Diligent is committed to creating a world where every leader is empowered to build successful, equitable and sustainable organisations. Today, on the International Day of the Girl, we call on all social sector organisations to reflect on how they are playing their part in accelerating board and C-suite diversity, ensuring equity in the way they compensate and support their workforces, and striving to be as sustainable and stakeholder-centered as possible. We will do our part to support you and join you on this critical journey.”
Diane Albano, CRO, Globalization Partners:
“While the industry has made progress, gender bias in the tech industry against women remains prevalent. When it comes right down to it, being a woman in tech or a woman in another high-power, high-intensity, highly-competitive field, the same core principles to success remain true.
There are many paths. Choose the path that fits you: I always loved math and science—I am not a technologist, but I have been in high-tech my entire career. It’s not only about pure engineering and development but also the surrounding roles (eg: sales, marketing, operations, etc.). If your passion and drive are in engineering and development, pursue it unabashedly.
There are now so many opportunities, organizations and initiatives that push for a future of work where everybody has a seat at the table, from International Day of the Girl, to the Code First Girls initiative, to the Pangeo Global Employment Conference. Pursuit of progress towards a fair and equitable environment is always a worthy undertaking – let’s keep the momentum going.”
Caroline Seymour, VP of product marketing, Zerto, A Hewlett Packard Enterprise company
“According to Deloitte, only 5% of CEOs and 12% of CFOs in Fortune 500 companies are women, and the tech industry is no exception. It is an area where women continue to struggle with significant underrepresentation.
It’s been proven that diverse teams boost performance and bring fresh ideas to the table. If companies are striving for innovation and growth, then progressive hiring is the way to accomplish those goals.

==================================================

◆ Prompt A: Which lines of the records contain the string "spółki"? Find and copy each of them, treating case as significant.
The records have no connection to the passage on women in tech; they are separate material.

==================================================

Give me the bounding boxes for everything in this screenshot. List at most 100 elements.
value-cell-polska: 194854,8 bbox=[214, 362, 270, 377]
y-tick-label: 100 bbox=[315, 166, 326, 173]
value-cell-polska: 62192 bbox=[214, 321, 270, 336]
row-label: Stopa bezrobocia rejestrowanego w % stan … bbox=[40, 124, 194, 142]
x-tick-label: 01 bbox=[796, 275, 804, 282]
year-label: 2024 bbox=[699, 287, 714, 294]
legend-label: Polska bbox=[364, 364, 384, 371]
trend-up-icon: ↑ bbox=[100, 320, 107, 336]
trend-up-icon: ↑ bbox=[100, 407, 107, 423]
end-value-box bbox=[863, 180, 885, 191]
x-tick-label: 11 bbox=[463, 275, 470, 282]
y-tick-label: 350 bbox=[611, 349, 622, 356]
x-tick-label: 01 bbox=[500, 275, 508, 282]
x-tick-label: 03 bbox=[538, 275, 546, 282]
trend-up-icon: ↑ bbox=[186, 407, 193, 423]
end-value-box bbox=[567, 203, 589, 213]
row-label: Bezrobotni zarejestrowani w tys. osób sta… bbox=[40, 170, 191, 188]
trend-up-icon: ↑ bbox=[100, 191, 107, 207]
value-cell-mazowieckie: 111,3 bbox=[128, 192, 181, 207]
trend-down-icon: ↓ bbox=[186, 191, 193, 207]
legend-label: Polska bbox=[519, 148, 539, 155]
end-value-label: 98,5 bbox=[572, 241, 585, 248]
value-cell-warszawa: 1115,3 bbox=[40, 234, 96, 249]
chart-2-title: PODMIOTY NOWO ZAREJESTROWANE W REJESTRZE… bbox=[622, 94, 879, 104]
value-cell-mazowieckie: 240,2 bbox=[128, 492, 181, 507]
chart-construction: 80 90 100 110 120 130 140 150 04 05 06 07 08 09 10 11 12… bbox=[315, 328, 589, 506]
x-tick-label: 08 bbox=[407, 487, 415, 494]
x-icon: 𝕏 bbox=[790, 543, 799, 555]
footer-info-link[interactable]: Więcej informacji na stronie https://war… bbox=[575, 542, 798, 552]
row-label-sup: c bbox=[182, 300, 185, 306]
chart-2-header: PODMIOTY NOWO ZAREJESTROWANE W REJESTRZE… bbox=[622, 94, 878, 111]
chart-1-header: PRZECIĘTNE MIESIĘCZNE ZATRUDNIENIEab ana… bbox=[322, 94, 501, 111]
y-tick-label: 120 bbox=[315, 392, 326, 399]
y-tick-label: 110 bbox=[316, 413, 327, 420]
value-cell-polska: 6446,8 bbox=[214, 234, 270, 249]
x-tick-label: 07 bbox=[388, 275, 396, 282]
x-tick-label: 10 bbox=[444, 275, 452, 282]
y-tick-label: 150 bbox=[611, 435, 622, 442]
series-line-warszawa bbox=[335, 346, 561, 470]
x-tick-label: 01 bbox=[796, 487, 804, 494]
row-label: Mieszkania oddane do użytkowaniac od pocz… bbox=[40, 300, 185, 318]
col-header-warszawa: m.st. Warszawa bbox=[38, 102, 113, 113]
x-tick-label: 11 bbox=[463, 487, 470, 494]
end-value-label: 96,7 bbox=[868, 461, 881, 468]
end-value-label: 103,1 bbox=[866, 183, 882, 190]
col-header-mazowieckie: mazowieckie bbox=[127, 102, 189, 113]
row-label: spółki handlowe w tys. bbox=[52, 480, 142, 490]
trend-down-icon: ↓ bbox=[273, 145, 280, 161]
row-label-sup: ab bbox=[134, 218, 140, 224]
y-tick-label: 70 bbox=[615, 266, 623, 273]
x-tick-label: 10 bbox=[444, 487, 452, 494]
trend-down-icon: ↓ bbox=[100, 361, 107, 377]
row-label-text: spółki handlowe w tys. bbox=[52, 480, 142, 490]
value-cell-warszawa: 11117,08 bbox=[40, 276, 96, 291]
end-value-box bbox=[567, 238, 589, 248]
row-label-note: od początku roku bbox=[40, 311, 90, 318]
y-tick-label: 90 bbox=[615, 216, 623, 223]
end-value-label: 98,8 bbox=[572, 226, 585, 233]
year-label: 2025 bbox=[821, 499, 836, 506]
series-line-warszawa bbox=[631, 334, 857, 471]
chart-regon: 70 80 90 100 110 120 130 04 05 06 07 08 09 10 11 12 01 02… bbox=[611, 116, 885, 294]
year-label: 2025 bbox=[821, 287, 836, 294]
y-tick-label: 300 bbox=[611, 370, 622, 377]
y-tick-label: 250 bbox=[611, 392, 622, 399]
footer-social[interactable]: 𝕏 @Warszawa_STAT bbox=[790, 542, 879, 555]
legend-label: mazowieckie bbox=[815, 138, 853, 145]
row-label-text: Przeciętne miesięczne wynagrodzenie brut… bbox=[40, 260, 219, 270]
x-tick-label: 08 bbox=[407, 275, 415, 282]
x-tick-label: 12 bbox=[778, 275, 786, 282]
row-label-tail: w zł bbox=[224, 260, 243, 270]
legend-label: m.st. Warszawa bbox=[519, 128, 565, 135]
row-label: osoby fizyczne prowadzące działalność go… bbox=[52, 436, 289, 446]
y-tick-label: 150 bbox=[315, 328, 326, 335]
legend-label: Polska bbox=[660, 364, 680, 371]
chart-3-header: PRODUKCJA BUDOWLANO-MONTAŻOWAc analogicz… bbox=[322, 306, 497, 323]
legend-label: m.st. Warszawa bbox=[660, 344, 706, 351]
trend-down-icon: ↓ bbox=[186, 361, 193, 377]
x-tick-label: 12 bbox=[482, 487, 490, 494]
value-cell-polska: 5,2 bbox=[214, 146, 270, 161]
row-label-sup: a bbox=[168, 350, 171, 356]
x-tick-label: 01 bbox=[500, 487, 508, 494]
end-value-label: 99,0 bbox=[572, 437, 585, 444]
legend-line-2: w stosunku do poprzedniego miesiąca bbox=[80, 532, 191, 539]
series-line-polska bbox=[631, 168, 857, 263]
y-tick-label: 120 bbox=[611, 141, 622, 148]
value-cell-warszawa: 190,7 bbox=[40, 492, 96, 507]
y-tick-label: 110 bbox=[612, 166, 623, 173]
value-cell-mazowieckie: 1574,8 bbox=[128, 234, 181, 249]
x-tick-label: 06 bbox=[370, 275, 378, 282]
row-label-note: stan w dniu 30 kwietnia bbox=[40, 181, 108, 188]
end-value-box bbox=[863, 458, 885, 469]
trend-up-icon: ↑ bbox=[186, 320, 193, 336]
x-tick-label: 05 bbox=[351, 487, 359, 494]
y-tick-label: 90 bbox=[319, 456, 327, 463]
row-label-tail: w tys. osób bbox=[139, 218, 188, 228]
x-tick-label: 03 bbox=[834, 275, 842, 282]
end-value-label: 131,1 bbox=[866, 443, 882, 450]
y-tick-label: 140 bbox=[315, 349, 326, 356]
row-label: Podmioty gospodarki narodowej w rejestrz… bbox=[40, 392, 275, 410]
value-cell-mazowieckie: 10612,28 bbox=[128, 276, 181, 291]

==================================================

◆ Prompt B: Can you update the passage on women in tech by replacing "progressive hiring" with "inclusive hiring" and giving it again, starting at "Caroline Seymour, VP" and ending at "accomplish those goals."?

◆ Right answer A:
row-label: spółki handlowe w tys. bbox=[52, 480, 142, 490]
row-label-text: spółki handlowe w tys. bbox=[52, 480, 142, 490]

◆ Right answer B:
Caroline Seymour, VP of product marketing, Zerto, A Hewlett Packard Enterprise company
“According to Deloitte, only 5% of CEOs and 12% of CFOs in Fortune 500 companies are women, and the tech industry is no exception. It is an area where women continue to struggle with significant underrepresentation.
It’s been proven that diverse teams boost performance and bring fresh ideas to the table. If companies are striving for innovation and growth, then inclusive hiring is the way to accomplish those goals.